Which lines hold the string "ylabel"? Copy every one of them.
--- START OF Provided information ---
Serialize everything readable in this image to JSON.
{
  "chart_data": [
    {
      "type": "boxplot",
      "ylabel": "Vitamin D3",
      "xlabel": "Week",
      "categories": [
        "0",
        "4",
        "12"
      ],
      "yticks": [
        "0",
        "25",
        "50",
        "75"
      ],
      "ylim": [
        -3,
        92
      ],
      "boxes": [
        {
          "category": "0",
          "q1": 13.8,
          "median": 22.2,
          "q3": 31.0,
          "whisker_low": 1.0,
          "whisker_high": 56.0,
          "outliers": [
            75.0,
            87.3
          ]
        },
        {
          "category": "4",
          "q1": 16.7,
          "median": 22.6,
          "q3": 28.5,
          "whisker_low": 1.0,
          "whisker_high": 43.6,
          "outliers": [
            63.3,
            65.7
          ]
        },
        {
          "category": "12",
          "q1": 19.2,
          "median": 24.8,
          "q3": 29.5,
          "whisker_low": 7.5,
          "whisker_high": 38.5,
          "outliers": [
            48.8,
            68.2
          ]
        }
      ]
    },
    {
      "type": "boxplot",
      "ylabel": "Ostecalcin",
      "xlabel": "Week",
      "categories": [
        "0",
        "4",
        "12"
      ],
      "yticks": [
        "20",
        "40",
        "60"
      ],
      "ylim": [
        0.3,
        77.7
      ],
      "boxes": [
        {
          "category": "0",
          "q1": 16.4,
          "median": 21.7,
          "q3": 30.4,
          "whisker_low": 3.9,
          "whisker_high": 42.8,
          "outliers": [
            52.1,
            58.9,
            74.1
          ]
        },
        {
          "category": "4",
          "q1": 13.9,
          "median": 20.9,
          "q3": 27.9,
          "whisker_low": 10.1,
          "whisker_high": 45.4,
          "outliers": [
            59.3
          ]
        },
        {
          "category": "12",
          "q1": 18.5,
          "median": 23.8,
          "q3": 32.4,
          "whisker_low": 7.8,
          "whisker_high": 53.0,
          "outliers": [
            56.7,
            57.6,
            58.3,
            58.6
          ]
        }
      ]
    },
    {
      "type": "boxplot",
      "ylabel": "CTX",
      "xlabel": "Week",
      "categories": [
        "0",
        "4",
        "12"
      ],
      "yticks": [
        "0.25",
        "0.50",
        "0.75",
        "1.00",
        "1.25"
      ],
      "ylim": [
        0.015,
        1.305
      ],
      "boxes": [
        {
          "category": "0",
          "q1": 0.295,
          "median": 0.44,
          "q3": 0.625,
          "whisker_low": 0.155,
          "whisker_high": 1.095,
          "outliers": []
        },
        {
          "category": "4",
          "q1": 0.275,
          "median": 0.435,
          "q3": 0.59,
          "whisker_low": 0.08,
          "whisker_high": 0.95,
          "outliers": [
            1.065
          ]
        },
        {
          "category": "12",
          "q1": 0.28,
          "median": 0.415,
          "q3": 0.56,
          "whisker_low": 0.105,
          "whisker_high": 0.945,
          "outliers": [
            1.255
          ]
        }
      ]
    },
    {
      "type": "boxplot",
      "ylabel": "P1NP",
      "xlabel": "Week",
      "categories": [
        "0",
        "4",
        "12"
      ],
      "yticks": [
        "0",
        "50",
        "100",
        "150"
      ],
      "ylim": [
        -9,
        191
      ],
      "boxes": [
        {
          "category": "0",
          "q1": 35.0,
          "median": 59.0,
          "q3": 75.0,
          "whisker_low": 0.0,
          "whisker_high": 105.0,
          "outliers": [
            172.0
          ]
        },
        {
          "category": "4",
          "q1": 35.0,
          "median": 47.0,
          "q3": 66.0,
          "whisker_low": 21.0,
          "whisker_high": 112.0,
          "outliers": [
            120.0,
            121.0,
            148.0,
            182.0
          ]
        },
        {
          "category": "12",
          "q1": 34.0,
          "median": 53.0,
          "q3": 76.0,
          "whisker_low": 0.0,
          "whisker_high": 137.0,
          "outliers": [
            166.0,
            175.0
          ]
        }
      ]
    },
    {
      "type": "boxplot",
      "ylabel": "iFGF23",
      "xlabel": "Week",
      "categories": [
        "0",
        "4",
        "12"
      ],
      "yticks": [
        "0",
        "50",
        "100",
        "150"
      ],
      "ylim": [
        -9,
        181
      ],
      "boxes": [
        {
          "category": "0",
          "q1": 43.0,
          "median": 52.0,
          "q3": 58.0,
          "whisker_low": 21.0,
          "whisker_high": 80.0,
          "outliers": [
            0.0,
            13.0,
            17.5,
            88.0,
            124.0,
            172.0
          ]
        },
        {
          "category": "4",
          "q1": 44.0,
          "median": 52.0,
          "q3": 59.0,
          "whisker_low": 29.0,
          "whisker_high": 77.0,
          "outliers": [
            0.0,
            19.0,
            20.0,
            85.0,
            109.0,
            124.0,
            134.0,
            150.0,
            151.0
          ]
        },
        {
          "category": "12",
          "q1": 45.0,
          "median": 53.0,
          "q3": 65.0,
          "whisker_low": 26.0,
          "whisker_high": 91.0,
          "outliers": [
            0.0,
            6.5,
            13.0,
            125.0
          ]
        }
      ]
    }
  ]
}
--- END OF Provided information ---
● Answer in full:
      "ylabel": "Vitamin D3",
      "ylabel": "Ostecalcin",
      "ylabel": "CTX",
      "ylabel": "P1NP",
      "ylabel": "iFGF23",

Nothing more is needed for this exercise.